● Records from a collection of figures:
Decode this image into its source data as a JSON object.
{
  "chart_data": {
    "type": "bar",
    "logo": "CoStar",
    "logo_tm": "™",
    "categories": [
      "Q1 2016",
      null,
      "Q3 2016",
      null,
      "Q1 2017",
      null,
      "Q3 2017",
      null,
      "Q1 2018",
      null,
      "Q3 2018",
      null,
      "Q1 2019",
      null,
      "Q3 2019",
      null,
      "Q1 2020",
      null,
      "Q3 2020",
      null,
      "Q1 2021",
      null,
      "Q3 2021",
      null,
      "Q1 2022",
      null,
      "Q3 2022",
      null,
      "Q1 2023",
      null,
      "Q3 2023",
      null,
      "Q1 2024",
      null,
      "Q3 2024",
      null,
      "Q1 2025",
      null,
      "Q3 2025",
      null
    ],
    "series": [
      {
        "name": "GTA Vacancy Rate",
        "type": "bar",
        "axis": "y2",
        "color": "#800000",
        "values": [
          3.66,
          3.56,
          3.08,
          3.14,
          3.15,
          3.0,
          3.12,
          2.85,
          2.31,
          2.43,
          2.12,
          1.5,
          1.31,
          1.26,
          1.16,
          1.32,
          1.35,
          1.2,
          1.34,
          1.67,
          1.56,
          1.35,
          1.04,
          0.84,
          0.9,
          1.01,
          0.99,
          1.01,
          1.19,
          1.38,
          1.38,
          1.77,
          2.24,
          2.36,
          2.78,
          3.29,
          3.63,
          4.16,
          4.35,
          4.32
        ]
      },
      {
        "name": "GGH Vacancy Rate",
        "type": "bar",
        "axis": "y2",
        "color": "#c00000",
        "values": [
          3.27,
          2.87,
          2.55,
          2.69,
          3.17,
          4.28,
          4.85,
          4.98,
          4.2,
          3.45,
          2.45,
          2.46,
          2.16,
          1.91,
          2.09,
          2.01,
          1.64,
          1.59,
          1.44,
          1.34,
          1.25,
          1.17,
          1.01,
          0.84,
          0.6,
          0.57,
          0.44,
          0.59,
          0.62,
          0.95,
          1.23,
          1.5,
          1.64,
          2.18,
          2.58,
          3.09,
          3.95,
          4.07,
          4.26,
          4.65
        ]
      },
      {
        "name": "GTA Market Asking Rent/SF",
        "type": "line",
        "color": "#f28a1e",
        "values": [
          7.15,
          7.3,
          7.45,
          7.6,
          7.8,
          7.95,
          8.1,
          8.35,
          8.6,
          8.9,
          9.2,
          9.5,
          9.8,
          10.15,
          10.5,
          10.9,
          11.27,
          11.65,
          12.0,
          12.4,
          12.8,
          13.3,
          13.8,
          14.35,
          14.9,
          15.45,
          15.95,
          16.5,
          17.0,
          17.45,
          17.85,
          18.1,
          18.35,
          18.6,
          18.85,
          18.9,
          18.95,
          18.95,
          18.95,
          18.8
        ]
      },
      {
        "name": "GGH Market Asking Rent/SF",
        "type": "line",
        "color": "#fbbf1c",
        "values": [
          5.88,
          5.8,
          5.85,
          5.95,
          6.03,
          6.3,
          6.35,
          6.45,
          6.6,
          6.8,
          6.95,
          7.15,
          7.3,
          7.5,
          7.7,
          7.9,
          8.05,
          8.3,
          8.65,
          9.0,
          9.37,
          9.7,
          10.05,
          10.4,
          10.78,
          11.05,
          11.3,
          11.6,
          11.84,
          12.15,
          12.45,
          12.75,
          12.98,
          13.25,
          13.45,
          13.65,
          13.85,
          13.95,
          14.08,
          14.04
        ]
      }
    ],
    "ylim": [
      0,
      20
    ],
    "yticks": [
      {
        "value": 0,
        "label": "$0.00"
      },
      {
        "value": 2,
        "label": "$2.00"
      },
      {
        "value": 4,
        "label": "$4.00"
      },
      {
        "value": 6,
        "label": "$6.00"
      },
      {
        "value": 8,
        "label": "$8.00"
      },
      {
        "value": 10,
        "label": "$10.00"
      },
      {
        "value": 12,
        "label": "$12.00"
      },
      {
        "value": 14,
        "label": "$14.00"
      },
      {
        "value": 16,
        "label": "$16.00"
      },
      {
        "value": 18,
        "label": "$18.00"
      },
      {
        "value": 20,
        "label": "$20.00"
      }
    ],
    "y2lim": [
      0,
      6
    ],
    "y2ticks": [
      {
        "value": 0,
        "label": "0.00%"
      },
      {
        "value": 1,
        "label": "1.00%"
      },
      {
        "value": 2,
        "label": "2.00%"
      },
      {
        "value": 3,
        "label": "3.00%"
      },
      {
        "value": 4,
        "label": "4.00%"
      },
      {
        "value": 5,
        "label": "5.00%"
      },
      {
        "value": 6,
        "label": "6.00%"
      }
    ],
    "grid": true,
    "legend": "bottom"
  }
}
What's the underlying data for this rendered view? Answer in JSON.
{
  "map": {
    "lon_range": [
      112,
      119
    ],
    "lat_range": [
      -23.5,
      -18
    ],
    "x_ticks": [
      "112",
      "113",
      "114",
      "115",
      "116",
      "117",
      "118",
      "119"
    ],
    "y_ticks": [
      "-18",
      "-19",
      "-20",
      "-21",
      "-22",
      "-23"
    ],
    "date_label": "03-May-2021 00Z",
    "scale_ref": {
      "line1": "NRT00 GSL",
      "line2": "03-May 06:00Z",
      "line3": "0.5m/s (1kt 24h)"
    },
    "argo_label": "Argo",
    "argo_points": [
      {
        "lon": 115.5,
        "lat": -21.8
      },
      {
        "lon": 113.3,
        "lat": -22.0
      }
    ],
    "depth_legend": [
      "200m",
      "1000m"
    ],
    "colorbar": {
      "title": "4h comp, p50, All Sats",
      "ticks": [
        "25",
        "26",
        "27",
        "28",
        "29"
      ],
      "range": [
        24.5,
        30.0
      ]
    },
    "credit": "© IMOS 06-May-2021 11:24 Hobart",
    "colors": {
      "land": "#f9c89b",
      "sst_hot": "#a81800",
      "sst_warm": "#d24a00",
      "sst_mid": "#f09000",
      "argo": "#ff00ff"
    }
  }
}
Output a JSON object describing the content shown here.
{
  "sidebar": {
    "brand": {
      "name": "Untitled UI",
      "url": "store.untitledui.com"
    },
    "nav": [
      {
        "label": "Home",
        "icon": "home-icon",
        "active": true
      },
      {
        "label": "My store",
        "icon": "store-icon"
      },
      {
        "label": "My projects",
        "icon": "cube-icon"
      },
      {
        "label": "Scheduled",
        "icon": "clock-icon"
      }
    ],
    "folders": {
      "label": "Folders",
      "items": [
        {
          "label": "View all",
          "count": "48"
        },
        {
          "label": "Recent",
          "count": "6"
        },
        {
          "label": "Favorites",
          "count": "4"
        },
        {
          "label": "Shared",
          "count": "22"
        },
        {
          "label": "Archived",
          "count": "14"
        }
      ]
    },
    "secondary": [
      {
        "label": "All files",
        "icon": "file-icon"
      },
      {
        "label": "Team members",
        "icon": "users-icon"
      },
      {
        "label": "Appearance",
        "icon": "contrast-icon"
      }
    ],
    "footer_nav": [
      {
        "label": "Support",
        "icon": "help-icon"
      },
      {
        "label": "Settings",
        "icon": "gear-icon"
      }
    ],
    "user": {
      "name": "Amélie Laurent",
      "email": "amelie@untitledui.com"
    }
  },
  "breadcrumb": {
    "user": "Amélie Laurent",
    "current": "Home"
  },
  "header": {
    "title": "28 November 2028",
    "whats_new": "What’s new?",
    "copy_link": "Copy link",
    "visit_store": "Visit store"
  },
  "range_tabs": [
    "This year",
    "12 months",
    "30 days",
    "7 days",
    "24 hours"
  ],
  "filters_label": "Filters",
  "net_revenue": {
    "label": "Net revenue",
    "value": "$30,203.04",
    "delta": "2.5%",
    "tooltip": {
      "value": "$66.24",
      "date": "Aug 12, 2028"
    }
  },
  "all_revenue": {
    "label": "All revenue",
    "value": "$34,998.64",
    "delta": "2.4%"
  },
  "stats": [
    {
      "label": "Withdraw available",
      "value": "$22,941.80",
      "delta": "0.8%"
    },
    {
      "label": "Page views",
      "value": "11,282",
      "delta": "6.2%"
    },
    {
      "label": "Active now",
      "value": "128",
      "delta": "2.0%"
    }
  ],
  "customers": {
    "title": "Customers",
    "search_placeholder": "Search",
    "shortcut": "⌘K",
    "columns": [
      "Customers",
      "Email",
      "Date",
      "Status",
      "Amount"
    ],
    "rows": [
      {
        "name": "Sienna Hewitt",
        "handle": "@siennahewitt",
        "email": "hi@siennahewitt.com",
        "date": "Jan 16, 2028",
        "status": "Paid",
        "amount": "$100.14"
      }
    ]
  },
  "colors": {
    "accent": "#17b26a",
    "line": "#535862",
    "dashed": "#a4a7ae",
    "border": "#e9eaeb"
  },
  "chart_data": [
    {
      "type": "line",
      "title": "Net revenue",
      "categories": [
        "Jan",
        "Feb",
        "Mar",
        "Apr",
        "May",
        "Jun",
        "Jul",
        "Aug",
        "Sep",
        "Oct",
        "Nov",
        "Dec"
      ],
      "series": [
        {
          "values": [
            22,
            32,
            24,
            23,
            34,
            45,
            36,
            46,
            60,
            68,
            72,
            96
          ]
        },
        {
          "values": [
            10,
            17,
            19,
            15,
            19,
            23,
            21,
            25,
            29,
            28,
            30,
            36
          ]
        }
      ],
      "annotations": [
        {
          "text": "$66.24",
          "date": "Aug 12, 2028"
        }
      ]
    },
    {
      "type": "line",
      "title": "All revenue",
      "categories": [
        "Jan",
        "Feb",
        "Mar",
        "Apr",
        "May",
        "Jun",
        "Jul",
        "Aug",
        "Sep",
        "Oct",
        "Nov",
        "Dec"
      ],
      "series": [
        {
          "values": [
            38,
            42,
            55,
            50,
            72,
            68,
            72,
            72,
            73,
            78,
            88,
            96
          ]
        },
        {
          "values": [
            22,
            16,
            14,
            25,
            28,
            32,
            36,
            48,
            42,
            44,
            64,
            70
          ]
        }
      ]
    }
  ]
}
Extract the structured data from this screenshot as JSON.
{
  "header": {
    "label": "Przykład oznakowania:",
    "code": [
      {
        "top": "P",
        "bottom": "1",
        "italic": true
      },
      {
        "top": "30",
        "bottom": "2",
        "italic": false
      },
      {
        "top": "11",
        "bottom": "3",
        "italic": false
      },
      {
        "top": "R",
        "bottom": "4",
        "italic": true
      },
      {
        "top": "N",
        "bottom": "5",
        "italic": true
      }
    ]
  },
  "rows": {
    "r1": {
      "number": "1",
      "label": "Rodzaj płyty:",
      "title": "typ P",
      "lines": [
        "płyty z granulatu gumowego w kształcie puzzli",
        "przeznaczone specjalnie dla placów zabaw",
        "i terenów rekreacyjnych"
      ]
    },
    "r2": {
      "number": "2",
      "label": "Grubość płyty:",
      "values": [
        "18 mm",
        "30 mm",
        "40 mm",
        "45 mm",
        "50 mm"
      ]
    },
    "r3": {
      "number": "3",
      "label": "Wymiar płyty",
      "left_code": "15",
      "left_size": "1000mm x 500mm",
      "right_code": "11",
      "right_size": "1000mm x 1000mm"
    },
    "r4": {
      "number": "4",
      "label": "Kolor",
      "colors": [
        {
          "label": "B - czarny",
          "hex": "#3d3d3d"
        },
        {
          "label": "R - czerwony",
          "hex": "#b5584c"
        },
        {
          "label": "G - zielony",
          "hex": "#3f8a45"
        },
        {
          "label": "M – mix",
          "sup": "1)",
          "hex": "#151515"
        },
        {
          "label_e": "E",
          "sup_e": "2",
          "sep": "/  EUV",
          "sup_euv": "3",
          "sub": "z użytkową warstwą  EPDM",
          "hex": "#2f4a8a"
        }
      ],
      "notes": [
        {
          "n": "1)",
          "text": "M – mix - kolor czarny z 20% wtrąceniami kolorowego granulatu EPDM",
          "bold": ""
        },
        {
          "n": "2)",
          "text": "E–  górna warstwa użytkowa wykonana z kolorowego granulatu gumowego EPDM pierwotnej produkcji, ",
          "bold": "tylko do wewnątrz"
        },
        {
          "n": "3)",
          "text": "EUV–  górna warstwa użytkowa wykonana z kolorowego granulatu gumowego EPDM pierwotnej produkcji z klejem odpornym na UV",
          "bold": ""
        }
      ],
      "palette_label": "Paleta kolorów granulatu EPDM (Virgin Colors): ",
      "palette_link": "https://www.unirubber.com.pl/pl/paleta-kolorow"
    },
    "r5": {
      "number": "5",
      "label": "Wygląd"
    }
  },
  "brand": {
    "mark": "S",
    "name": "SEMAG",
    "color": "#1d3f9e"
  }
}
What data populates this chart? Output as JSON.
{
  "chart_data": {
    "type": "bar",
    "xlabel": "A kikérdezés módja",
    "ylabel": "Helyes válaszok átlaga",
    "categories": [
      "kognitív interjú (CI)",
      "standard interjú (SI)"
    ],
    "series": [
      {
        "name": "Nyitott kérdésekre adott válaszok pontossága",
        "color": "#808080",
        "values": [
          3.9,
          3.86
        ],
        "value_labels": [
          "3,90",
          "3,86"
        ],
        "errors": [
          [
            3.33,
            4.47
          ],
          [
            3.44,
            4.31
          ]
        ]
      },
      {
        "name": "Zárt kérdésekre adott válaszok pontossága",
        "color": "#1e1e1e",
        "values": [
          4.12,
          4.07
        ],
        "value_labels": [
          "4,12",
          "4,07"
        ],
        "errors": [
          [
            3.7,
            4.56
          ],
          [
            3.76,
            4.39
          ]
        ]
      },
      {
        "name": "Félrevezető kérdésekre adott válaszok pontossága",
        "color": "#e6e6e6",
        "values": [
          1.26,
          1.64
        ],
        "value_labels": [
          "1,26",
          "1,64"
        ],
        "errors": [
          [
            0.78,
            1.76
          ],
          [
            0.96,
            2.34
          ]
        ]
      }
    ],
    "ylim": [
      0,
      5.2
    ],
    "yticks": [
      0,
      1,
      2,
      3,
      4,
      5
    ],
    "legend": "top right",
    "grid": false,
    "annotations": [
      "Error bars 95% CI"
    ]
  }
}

● Your goal:
Go through the records. Copy each line where "Rate" appears.

● Output:
        "name": "GTA Vacancy Rate",
        "name": "GGH Vacancy Rate",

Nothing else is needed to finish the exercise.